List each line holding the string "ylabel".

═════ Material provided

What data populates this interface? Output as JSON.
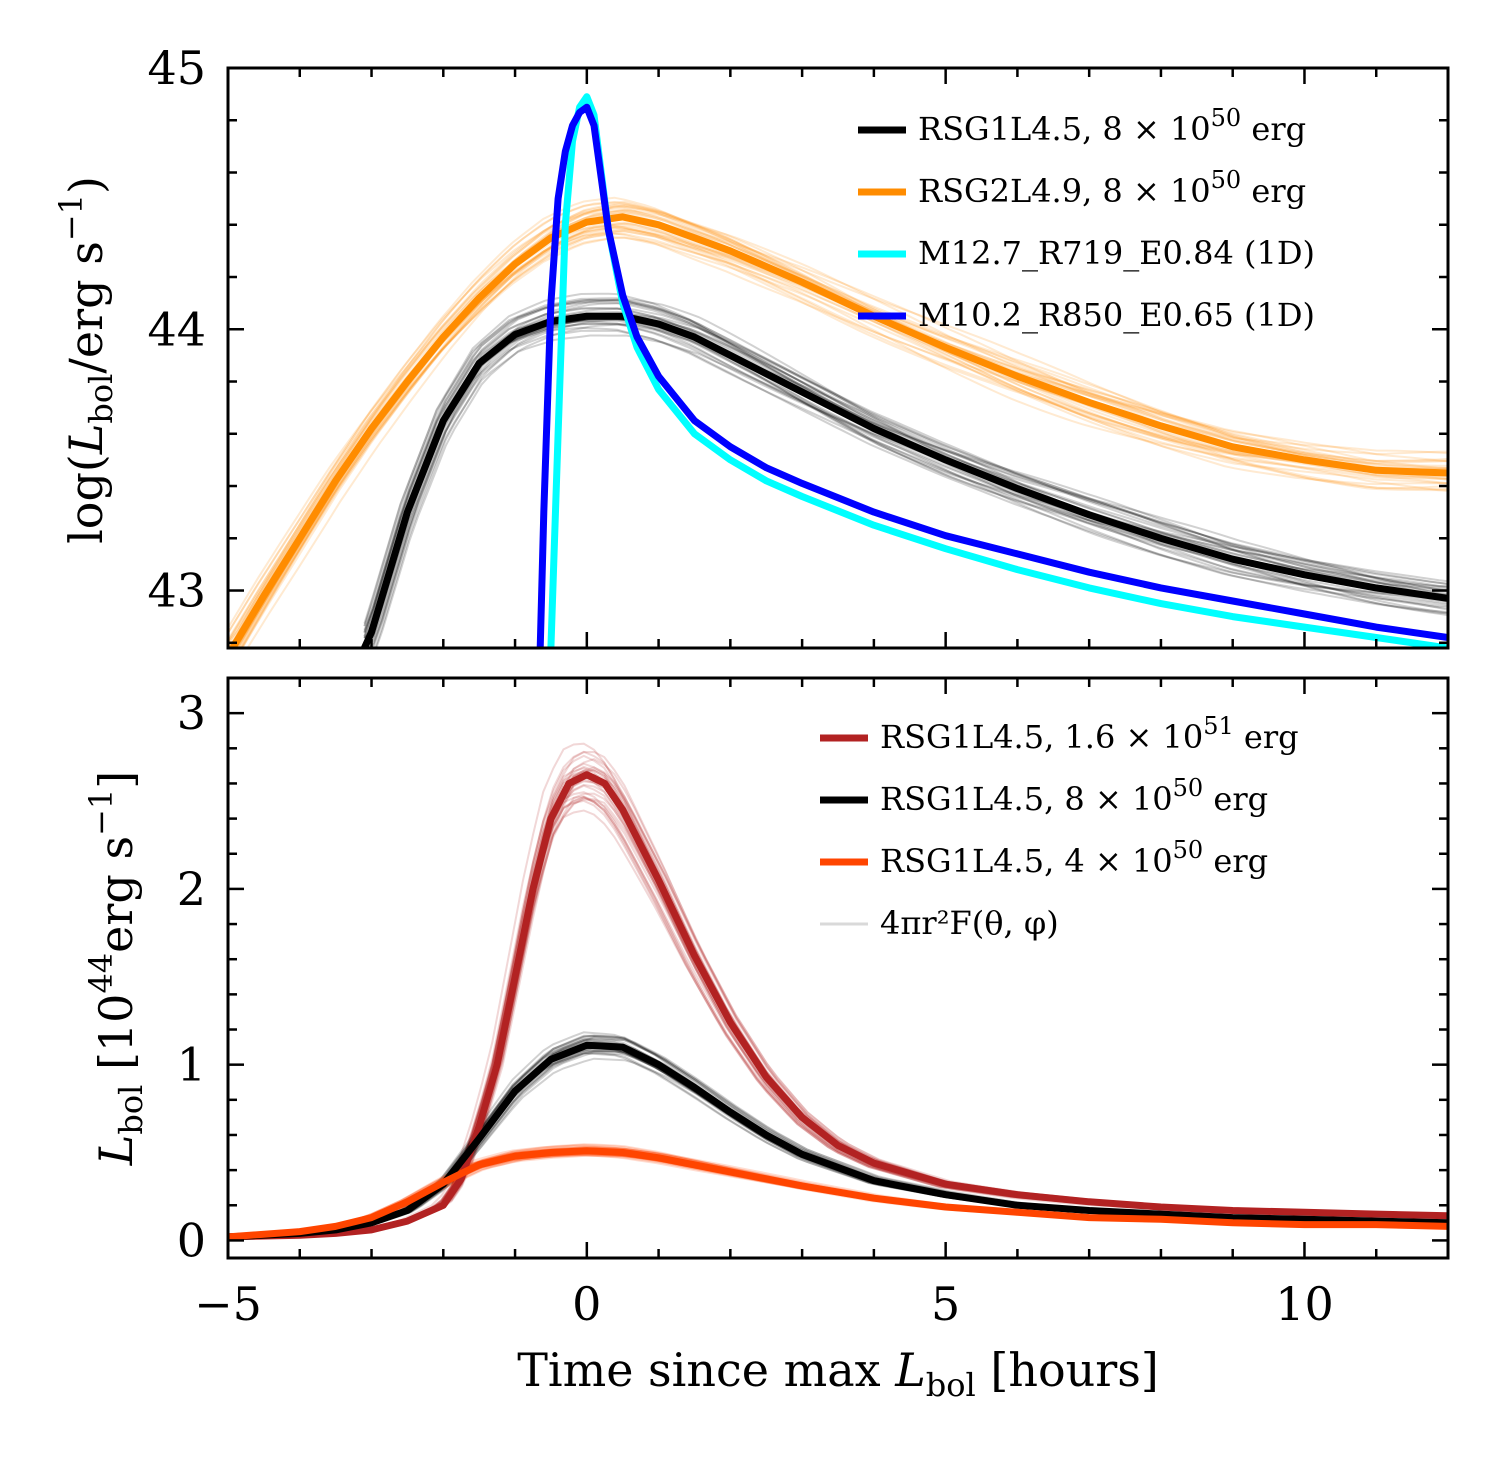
{
  "chart_data": [
    {
      "id": "top",
      "type": "line",
      "ylabel": "log(L_bol/erg s^-1)",
      "xlim": [
        -5,
        12
      ],
      "ylim": [
        42.78,
        45.0
      ],
      "xticks": [
        -5,
        0,
        5,
        10
      ],
      "yticks": [
        43,
        44,
        45
      ],
      "ytick_labels": [
        "43",
        "44",
        "45"
      ],
      "legend_position": "top-right",
      "legend": [
        {
          "label": "RSG1L4.5, 8 × 10^50 erg",
          "color": "#000000"
        },
        {
          "label": "RSG2L4.9, 8 × 10^50 erg",
          "color": "#ff8c00"
        },
        {
          "label": "M12.7_R719_E0.84 (1D)",
          "color": "#00ffff"
        },
        {
          "label": "M10.2_R850_E0.65 (1D)",
          "color": "#0000ff"
        }
      ],
      "series": [
        {
          "name": "RSG2L4.9, 8 × 10^50 erg",
          "color": "#ff8c00",
          "x": [
            -5,
            -4.5,
            -4,
            -3.5,
            -3,
            -2.5,
            -2,
            -1.5,
            -1,
            -0.5,
            0,
            0.5,
            1,
            1.5,
            2,
            3,
            4,
            5,
            6,
            7,
            8,
            9,
            10,
            11,
            12
          ],
          "y": [
            42.75,
            42.98,
            43.2,
            43.42,
            43.62,
            43.8,
            43.97,
            44.12,
            44.25,
            44.35,
            44.41,
            44.43,
            44.4,
            44.35,
            44.3,
            44.18,
            44.05,
            43.93,
            43.82,
            43.72,
            43.63,
            43.55,
            43.5,
            43.46,
            43.45
          ]
        },
        {
          "name": "RSG1L4.5, 8 × 10^50 erg",
          "color": "#000000",
          "x": [
            -3.1,
            -3,
            -2.5,
            -2,
            -1.5,
            -1,
            -0.5,
            0,
            0.5,
            1,
            1.5,
            2,
            3,
            4,
            5,
            6,
            7,
            8,
            9,
            10,
            11,
            12
          ],
          "y": [
            42.78,
            42.84,
            43.3,
            43.65,
            43.87,
            43.98,
            44.03,
            44.05,
            44.05,
            44.02,
            43.97,
            43.9,
            43.76,
            43.62,
            43.5,
            43.39,
            43.29,
            43.2,
            43.12,
            43.06,
            43.01,
            42.97
          ]
        },
        {
          "name": "M12.7_R719_E0.84 (1D)",
          "color": "#00ffff",
          "x": [
            -0.5,
            -0.4,
            -0.3,
            -0.2,
            -0.1,
            0,
            0.1,
            0.2,
            0.3,
            0.5,
            0.7,
            1,
            1.5,
            2,
            2.5,
            3,
            4,
            5,
            6,
            7,
            8,
            9,
            10,
            11,
            12
          ],
          "y": [
            42.78,
            43.6,
            44.4,
            44.72,
            44.85,
            44.89,
            44.82,
            44.6,
            44.38,
            44.1,
            43.93,
            43.77,
            43.6,
            43.5,
            43.42,
            43.36,
            43.25,
            43.16,
            43.08,
            43.01,
            42.95,
            42.9,
            42.86,
            42.82,
            42.78
          ]
        },
        {
          "name": "M10.2_R850_E0.65 (1D)",
          "color": "#0000ff",
          "x": [
            -0.65,
            -0.6,
            -0.5,
            -0.4,
            -0.3,
            -0.2,
            -0.1,
            0,
            0.1,
            0.2,
            0.3,
            0.5,
            0.7,
            1,
            1.5,
            2,
            2.5,
            3,
            4,
            5,
            6,
            7,
            8,
            9,
            10,
            11,
            12
          ],
          "y": [
            42.78,
            43.3,
            44.1,
            44.5,
            44.68,
            44.78,
            44.83,
            44.85,
            44.78,
            44.58,
            44.38,
            44.13,
            43.97,
            43.82,
            43.65,
            43.55,
            43.47,
            43.41,
            43.3,
            43.21,
            43.14,
            43.07,
            43.01,
            42.96,
            42.91,
            42.86,
            42.82
          ]
        }
      ]
    },
    {
      "id": "bottom",
      "type": "line",
      "xlabel": "Time since max L_bol [hours]",
      "ylabel": "L_bol [10^44 erg s^-1]",
      "xlim": [
        -5,
        12
      ],
      "ylim": [
        -0.1,
        3.2
      ],
      "xticks": [
        -5,
        0,
        5,
        10
      ],
      "xtick_labels": [
        "−5",
        "0",
        "5",
        "10"
      ],
      "yticks": [
        0,
        1,
        2,
        3
      ],
      "ytick_labels": [
        "0",
        "1",
        "2",
        "3"
      ],
      "legend_position": "top-right",
      "legend": [
        {
          "label": "RSG1L4.5, 1.6 × 10^51 erg",
          "color": "#b22222"
        },
        {
          "label": "RSG1L4.5, 8 × 10^50 erg",
          "color": "#000000"
        },
        {
          "label": "RSG1L4.5, 4 × 10^50 erg",
          "color": "#ff4500"
        },
        {
          "label": "4πr²F(θ, φ)",
          "color": "#d9d9d9"
        }
      ],
      "series": [
        {
          "name": "RSG1L4.5, 1.6 × 10^51 erg",
          "color": "#b22222",
          "x": [
            -5,
            -4,
            -3.5,
            -3,
            -2.5,
            -2,
            -1.75,
            -1.5,
            -1.25,
            -1,
            -0.75,
            -0.5,
            -0.25,
            0,
            0.25,
            0.5,
            1,
            1.5,
            2,
            2.5,
            3,
            3.5,
            4,
            5,
            6,
            7,
            8,
            9,
            10,
            11,
            12
          ],
          "y": [
            0.02,
            0.03,
            0.04,
            0.06,
            0.11,
            0.2,
            0.35,
            0.65,
            1.0,
            1.5,
            2.0,
            2.4,
            2.6,
            2.65,
            2.6,
            2.45,
            2.05,
            1.62,
            1.24,
            0.93,
            0.7,
            0.54,
            0.44,
            0.32,
            0.26,
            0.22,
            0.19,
            0.17,
            0.16,
            0.15,
            0.14
          ]
        },
        {
          "name": "RSG1L4.5, 8 × 10^50 erg",
          "color": "#000000",
          "x": [
            -5,
            -4,
            -3.5,
            -3,
            -2.5,
            -2,
            -1.5,
            -1,
            -0.5,
            0,
            0.5,
            1,
            1.5,
            2,
            2.5,
            3,
            4,
            5,
            6,
            7,
            8,
            9,
            10,
            11,
            12
          ],
          "y": [
            0.02,
            0.04,
            0.06,
            0.1,
            0.17,
            0.32,
            0.58,
            0.85,
            1.03,
            1.11,
            1.1,
            1.0,
            0.87,
            0.73,
            0.6,
            0.49,
            0.34,
            0.26,
            0.2,
            0.17,
            0.15,
            0.13,
            0.12,
            0.11,
            0.1
          ]
        },
        {
          "name": "RSG1L4.5, 4 × 10^50 erg",
          "color": "#ff4500",
          "x": [
            -5,
            -4,
            -3.5,
            -3,
            -2.5,
            -2,
            -1.5,
            -1,
            -0.5,
            0,
            0.5,
            1,
            2,
            3,
            4,
            5,
            6,
            7,
            8,
            9,
            10,
            11,
            12
          ],
          "y": [
            0.02,
            0.05,
            0.08,
            0.13,
            0.22,
            0.33,
            0.43,
            0.48,
            0.5,
            0.51,
            0.5,
            0.47,
            0.39,
            0.31,
            0.24,
            0.19,
            0.16,
            0.13,
            0.12,
            0.1,
            0.09,
            0.09,
            0.08
          ]
        }
      ]
    }
  ]
}
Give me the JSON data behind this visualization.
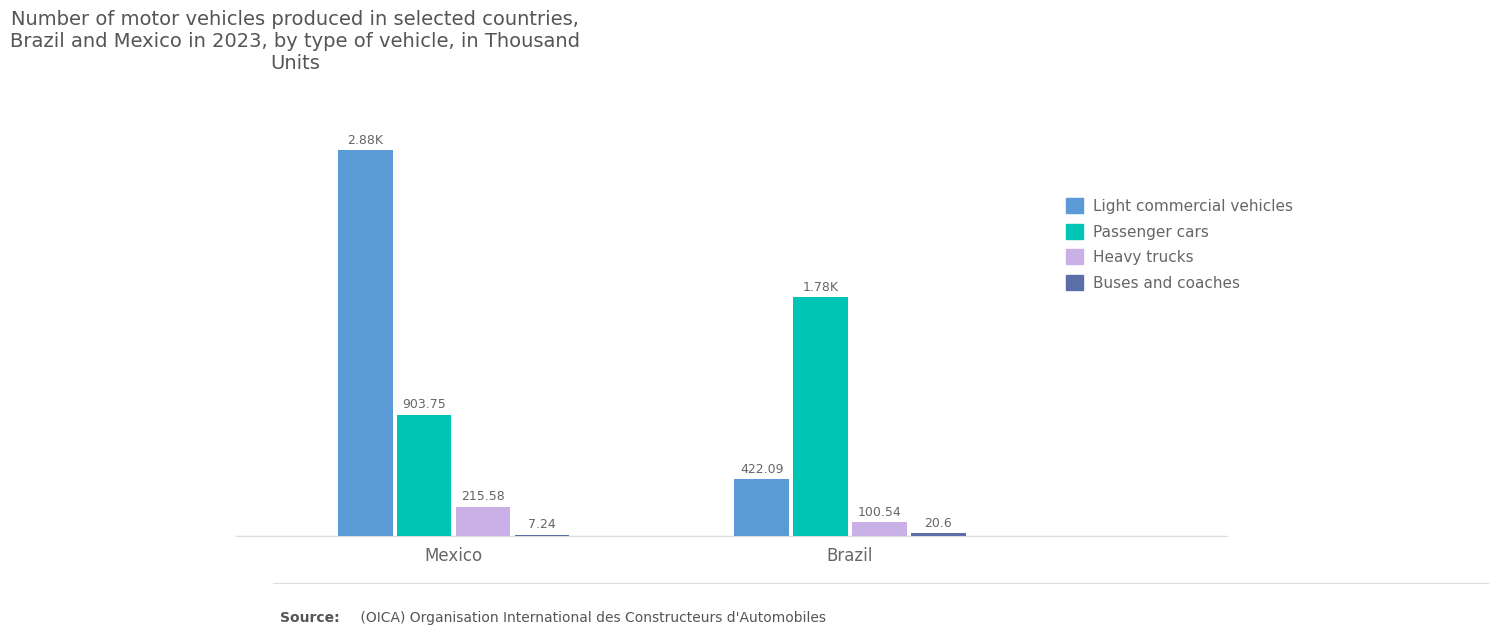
{
  "title": "Number of motor vehicles produced in selected countries,\nBrazil and Mexico in 2023, by type of vehicle, in Thousand\nUnits",
  "title_color": "#555555",
  "title_fontsize": 14,
  "countries": [
    "Mexico",
    "Brazil"
  ],
  "categories": [
    "Light commercial vehicles",
    "Passenger cars",
    "Heavy trucks",
    "Buses and coaches"
  ],
  "colors": [
    "#5B9BD5",
    "#00C4B4",
    "#C9B1E8",
    "#5A6FA8"
  ],
  "values": {
    "Mexico": [
      2880.0,
      903.75,
      215.58,
      7.24
    ],
    "Brazil": [
      422.09,
      1780.0,
      100.54,
      20.6
    ]
  },
  "labels": {
    "Mexico": [
      "2.88K",
      "903.75",
      "215.58",
      "7.24"
    ],
    "Brazil": [
      "422.09",
      "1.78K",
      "100.54",
      "20.6"
    ]
  },
  "background_color": "#ffffff",
  "source_bold": "Source:",
  "source_text": " (OICA) Organisation International des Constructeurs d'Automobiles",
  "ylim": [
    0,
    3300
  ],
  "bar_width": 0.055,
  "group_centers": [
    0.22,
    0.62
  ],
  "xlim": [
    0.0,
    1.0
  ]
}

══════════

_Correct output_.
      "ylabel": "log(L_bol/erg s^-1)",
      "ylabel": "L_bol [10^44 erg s^-1]",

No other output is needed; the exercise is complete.